* Short task *
Please recast the listing below as a Markdown table with the columns Row and Line, giving each line a row number and skipping blank lines. Leave the pictures out.

-.-.-

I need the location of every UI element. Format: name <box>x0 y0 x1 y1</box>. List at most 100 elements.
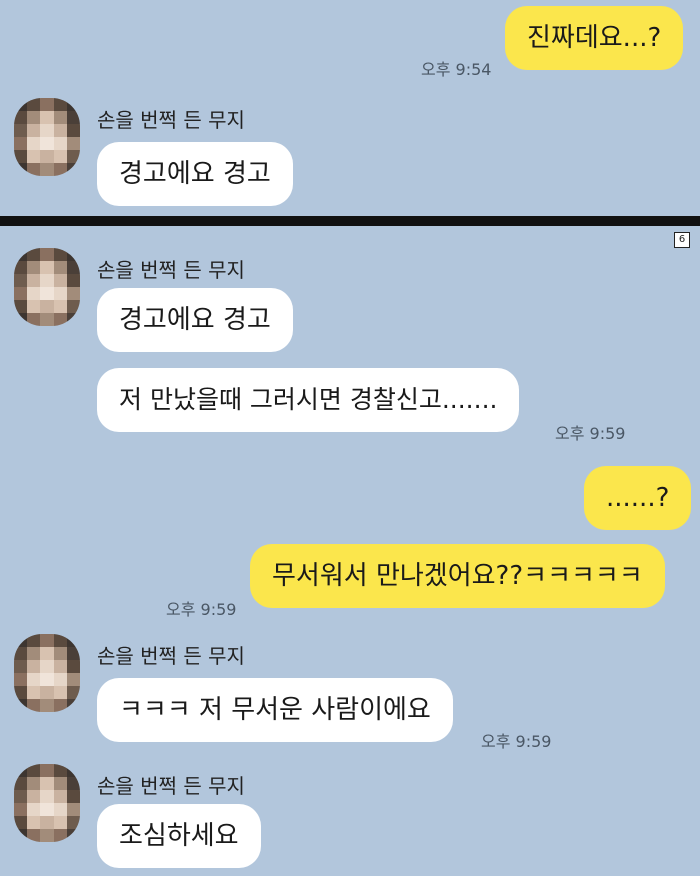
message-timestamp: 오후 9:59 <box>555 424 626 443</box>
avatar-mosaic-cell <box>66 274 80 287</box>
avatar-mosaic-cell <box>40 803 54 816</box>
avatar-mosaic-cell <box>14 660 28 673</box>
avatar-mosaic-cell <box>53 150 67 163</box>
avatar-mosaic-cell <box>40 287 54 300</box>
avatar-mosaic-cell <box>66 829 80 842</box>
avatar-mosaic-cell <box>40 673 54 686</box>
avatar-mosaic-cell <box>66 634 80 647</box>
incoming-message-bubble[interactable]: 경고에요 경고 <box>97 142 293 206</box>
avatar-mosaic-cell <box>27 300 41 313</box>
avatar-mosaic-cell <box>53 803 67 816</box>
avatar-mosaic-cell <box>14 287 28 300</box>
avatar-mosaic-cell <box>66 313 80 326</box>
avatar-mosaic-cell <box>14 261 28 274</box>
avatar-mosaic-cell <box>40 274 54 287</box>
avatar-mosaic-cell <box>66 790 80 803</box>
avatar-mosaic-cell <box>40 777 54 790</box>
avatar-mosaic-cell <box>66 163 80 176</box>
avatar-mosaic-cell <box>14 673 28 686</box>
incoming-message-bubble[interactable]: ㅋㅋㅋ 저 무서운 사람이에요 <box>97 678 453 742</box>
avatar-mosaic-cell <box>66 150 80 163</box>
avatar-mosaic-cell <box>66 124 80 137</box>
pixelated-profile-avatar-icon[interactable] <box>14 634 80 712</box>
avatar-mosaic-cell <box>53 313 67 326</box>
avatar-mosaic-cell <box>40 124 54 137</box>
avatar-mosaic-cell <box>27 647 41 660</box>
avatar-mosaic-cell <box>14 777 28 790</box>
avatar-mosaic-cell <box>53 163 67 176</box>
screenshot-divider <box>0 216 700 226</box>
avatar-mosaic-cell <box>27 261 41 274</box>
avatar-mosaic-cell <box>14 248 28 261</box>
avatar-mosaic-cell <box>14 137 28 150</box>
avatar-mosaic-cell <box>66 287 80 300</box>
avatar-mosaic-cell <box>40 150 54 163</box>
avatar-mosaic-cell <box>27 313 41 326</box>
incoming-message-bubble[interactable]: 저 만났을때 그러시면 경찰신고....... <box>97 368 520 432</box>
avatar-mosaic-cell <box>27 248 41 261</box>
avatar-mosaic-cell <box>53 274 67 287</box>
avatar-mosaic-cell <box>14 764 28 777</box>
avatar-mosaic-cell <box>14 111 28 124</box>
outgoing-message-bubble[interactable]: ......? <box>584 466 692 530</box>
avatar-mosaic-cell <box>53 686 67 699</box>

-.-.-

* Output below *
| Row | Line |
|---|---|
| 1 | I need the location of every UI element. Format: name <box>x0 y0 x1 y1</box>. List at most 100 elements. |
| 2 | message-timestamp: 오후 9:59 <box>555 424 626 443</box> |
| 3 | avatar-mosaic-cell <box>66 274 80 287</box> |
| 4 | avatar-mosaic-cell <box>40 803 54 816</box> |
| 5 | avatar-mosaic-cell <box>14 660 28 673</box> |
| 6 | avatar-mosaic-cell <box>53 150 67 163</box> |
| 7 | avatar-mosaic-cell <box>40 287 54 300</box> |
| 8 | avatar-mosaic-cell <box>66 829 80 842</box> |
| 9 | avatar-mosaic-cell <box>40 673 54 686</box> |
| 10 | avatar-mosaic-cell <box>66 634 80 647</box> |
| 11 | incoming-message-bubble[interactable]: 경고에요 경고 <box>97 142 293 206</box> |
| 12 | avatar-mosaic-cell <box>27 300 41 313</box> |
| 13 | avatar-mosaic-cell <box>53 803 67 816</box> |
| 14 | avatar-mosaic-cell <box>14 287 28 300</box> |
| 15 | avatar-mosaic-cell <box>66 313 80 326</box> |
| 16 | avatar-mosaic-cell <box>14 261 28 274</box> |
| 17 | avatar-mosaic-cell <box>40 274 54 287</box> |
| 18 | avatar-mosaic-cell <box>66 790 80 803</box> |
| 19 | avatar-mosaic-cell <box>40 777 54 790</box> |
| 20 | avatar-mosaic-cell <box>66 163 80 176</box> |
| 21 | avatar-mosaic-cell <box>14 673 28 686</box> |
| 22 | incoming-message-bubble[interactable]: ㅋㅋㅋ 저 무서운 사람이에요 <box>97 678 453 742</box> |
| 23 | avatar-mosaic-cell <box>66 150 80 163</box> |
| 24 | avatar-mosaic-cell <box>66 124 80 137</box> |
| 25 | pixelated-profile-avatar-icon[interactable] <box>14 634 80 712</box> |
| 26 | avatar-mosaic-cell <box>53 313 67 326</box> |
| 27 | avatar-mosaic-cell <box>40 124 54 137</box> |
| 28 | avatar-mosaic-cell <box>27 647 41 660</box> |
| 29 | avatar-mosaic-cell <box>14 777 28 790</box> |
| 30 | avatar-mosaic-cell <box>53 163 67 176</box> |
| 31 | screenshot-divider <box>0 216 700 226</box> |
| 32 | avatar-mosaic-cell <box>27 261 41 274</box> |
| 33 | avatar-mosaic-cell <box>14 248 28 261</box> |
| 34 | avatar-mosaic-cell <box>14 137 28 150</box> |
| 35 | avatar-mosaic-cell <box>66 287 80 300</box> |
| 36 | avatar-mosaic-cell <box>40 150 54 163</box> |
| 37 | avatar-mosaic-cell <box>27 313 41 326</box> |
| 38 | incoming-message-bubble[interactable]: 저 만났을때 그러시면 경찰신고....... <box>97 368 520 432</box> |
| 39 | avatar-mosaic-cell <box>27 248 41 261</box> |
| 40 | avatar-mosaic-cell <box>53 274 67 287</box> |
| 41 | avatar-mosaic-cell <box>14 764 28 777</box> |
| 42 | avatar-mosaic-cell <box>14 111 28 124</box> |
| 43 | outgoing-message-bubble[interactable]: ......? <box>584 466 692 530</box> |
| 44 | avatar-mosaic-cell <box>53 686 67 699</box> |